▶ _What is being asked_
Every line of the material that follows must be printed again exactly.

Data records
********

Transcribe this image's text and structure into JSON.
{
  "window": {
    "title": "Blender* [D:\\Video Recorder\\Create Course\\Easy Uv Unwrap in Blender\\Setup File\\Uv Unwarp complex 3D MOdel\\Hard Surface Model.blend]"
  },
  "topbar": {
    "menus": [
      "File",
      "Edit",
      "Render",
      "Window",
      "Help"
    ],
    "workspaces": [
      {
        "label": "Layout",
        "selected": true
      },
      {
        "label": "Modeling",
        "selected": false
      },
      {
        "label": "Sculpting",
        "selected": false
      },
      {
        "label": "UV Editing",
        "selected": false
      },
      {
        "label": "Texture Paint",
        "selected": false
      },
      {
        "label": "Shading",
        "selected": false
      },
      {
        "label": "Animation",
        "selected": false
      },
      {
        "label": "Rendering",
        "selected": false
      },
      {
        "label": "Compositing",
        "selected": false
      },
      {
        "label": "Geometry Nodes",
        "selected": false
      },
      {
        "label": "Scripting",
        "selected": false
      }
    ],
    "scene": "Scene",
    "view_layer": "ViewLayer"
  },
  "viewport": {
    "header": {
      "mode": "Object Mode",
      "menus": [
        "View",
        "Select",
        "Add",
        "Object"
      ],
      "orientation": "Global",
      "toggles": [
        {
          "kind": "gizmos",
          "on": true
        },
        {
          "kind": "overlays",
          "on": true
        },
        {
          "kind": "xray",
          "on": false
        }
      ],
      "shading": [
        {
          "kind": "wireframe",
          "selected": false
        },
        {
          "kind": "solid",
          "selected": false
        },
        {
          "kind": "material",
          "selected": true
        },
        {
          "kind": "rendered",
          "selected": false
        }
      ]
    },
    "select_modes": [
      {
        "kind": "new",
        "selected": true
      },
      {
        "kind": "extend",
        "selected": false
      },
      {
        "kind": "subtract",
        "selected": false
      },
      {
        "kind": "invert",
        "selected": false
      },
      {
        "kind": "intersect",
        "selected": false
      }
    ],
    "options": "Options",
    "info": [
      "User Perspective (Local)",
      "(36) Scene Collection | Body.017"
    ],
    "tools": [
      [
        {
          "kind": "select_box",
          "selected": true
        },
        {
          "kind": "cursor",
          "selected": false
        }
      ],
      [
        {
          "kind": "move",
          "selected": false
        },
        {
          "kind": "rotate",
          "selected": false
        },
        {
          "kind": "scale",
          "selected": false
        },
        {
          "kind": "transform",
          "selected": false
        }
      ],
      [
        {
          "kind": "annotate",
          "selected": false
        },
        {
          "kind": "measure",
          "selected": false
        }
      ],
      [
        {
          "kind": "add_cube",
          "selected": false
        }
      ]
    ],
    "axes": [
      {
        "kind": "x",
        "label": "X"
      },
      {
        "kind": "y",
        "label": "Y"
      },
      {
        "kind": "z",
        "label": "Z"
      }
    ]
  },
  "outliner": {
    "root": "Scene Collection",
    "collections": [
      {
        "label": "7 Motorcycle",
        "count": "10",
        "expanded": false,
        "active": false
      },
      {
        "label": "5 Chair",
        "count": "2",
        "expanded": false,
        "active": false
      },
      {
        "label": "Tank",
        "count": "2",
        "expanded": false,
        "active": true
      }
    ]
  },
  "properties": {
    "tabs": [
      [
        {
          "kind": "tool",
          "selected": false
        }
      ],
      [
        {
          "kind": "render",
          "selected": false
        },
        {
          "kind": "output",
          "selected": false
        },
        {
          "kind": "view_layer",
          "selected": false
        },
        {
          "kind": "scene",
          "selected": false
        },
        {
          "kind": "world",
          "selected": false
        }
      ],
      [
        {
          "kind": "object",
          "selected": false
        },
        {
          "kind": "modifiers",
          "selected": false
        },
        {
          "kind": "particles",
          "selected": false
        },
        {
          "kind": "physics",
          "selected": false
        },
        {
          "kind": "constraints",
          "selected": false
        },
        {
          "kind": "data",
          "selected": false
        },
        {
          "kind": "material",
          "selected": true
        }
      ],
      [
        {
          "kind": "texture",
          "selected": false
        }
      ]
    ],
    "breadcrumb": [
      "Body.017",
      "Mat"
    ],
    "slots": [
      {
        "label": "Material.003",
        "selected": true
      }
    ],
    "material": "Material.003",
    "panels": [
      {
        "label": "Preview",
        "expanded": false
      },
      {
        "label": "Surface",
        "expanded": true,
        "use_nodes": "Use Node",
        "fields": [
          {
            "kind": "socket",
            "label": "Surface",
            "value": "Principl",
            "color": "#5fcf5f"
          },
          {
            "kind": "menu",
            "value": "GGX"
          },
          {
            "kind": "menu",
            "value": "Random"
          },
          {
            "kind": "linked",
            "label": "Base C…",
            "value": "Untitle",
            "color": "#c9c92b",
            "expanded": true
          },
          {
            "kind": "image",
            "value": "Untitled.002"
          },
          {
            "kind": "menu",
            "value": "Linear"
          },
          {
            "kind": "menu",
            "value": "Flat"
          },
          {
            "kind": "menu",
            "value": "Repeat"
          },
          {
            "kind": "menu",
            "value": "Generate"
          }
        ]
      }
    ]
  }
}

********

▶ _Answer to this problem_
Transcribe this image's text and structure into JSON.
{
  "window": {
    "title": "Blender* [D:\\Video Recorder\\Create Course\\Easy Uv Unwrap in Blender\\Setup File\\Uv Unwarp complex 3D MOdel\\Hard Surface Model.blend]"
  },
  "topbar": {
    "menus": [
      "File",
      "Edit",
      "Render",
      "Window",
      "Help"
    ],
    "workspaces": [
      {
        "label": "Layout",
        "selected": true
      },
      {
        "label": "Modeling",
        "selected": false
      },
      {
        "label": "Sculpting",
        "selected": false
      },
      {
        "label": "UV Editing",
        "selected": false
      },
      {
        "label": "Texture Paint",
        "selected": false
      },
      {
        "label": "Shading",
        "selected": false
      },
      {
        "label": "Animation",
        "selected": false
      },
      {
        "label": "Rendering",
        "selected": false
      },
      {
        "label": "Compositing",
        "selected": false
      },
      {
        "label": "Geometry Nodes",
        "selected": false
      },
      {
        "label": "Scripting",
        "selected": false
      }
    ],
    "scene": "Scene",
    "view_layer": "ViewLayer"
  },
  "viewport": {
    "header": {
      "mode": "Object Mode",
      "menus": [
        "View",
        "Select",
        "Add",
        "Object"
      ],
      "orientation": "Global",
      "toggles": [
        {
          "kind": "gizmos",
          "on": true
        },
        {
          "kind": "overlays",
          "on": true
        },
        {
          "kind": "xray",
          "on": false
        }
      ],
      "shading": [
        {
          "kind": "wireframe",
          "selected": false
        },
        {
          "kind": "solid",
          "selected": false
        },
        {
          "kind": "material",
          "selected": true
        },
        {
          "kind": "rendered",
          "selected": false
        }
      ]
    },
    "select_modes": [
      {
        "kind": "new",
        "selected": true
      },
      {
        "kind": "extend",
        "selected": false
      },
      {
        "kind": "subtract",
        "selected": false
      },
      {
        "kind": "invert",
        "selected": false
      },
      {
        "kind": "intersect",
        "selected": false
      }
    ],
    "options": "Options",
    "info": [
      "User Perspective (Local)",
      "(36) Scene Collection | Body.017"
    ],
    "tools": [
      [
        {
          "kind": "select_box",
          "selected": true
        },
        {
          "kind": "cursor",
          "selected": false
        }
      ],
      [
        {
          "kind": "move",
          "selected": false
        },
        {
          "kind": "rotate",
          "selected": false
        },
        {
          "kind": "scale",
          "selected": false
        },
        {
          "kind": "transform",
          "selected": false
        }
      ],
      [
        {
          "kind": "annotate",
          "selected": false
        },
        {
          "kind": "measure",
          "selected": false
        }
      ],
      [
        {
          "kind": "add_cube",
          "selected": false
        }
      ]
    ],
    "axes": [
      {
        "kind": "x",
        "label": "X"
      },
      {
        "kind": "y",
        "label": "Y"
      },
      {
        "kind": "z",
        "label": "Z"
      }
    ]
  },
  "outliner": {
    "root": "Scene Collection",
    "collections": [
      {
        "label": "7 Motorcycle",
        "count": "10",
        "expanded": false,
        "active": false
      },
      {
        "label": "5 Chair",
        "count": "2",
        "expanded": false,
        "active": false
      },
      {
        "label": "Tank",
        "count": "2",
        "expanded": false,
        "active": true
      }
    ]
  },
  "properties": {
    "tabs": [
      [
        {
          "kind": "tool",
          "selected": false
        }
      ],
      [
        {
          "kind": "render",
          "selected": false
        },
        {
          "kind": "output",
          "selected": false
        },
        {
          "kind": "view_layer",
          "selected": false
        },
        {
          "kind": "scene",
          "selected": false
        },
        {
          "kind": "world",
          "selected": false
        }
      ],
      [
        {
          "kind": "object",
          "selected": false
        },
        {
          "kind": "modifiers",
          "selected": false
        },
        {
          "kind": "particles",
          "selected": false
        },
        {
          "kind": "physics",
          "selected": false
        },
        {
          "kind": "constraints",
          "selected": false
        },
        {
          "kind": "data",
          "selected": false
        },
        {
          "kind": "material",
          "selected": true
        }
      ],
      [
        {
          "kind": "texture",
          "selected": false
        }
      ]
    ],
    "breadcrumb": [
      "Body.017",
      "Mat"
    ],
    "slots": [
      {
        "label": "Material.003",
        "selected": true
      }
    ],
    "material": "Material.003",
    "panels": [
      {
        "label": "Preview",
        "expanded": false
      },
      {
        "label": "Surface",
        "expanded": true,
        "use_nodes": "Use Node",
        "fields": [
          {
            "kind": "socket",
            "label": "Surface",
            "value": "Principl",
            "color": "#5fcf5f"
          },
          {
            "kind": "menu",
            "value": "GGX"
          },
          {
            "kind": "menu",
            "value": "Random"
          },
          {
            "kind": "linked",
            "label": "Base C…",
            "value": "Untitle",
            "color": "#c9c92b",
            "expanded": true
          },
          {
            "kind": "image",
            "value": "Untitled.002"
          },
          {
            "kind": "menu",
            "value": "Linear"
          },
          {
            "kind": "menu",
            "value": "Flat"
          },
          {
            "kind": "menu",
            "value": "Repeat"
          },
          {
            "kind": "menu",
            "value": "Generate"
          }
        ]
      }
    ]
  }
}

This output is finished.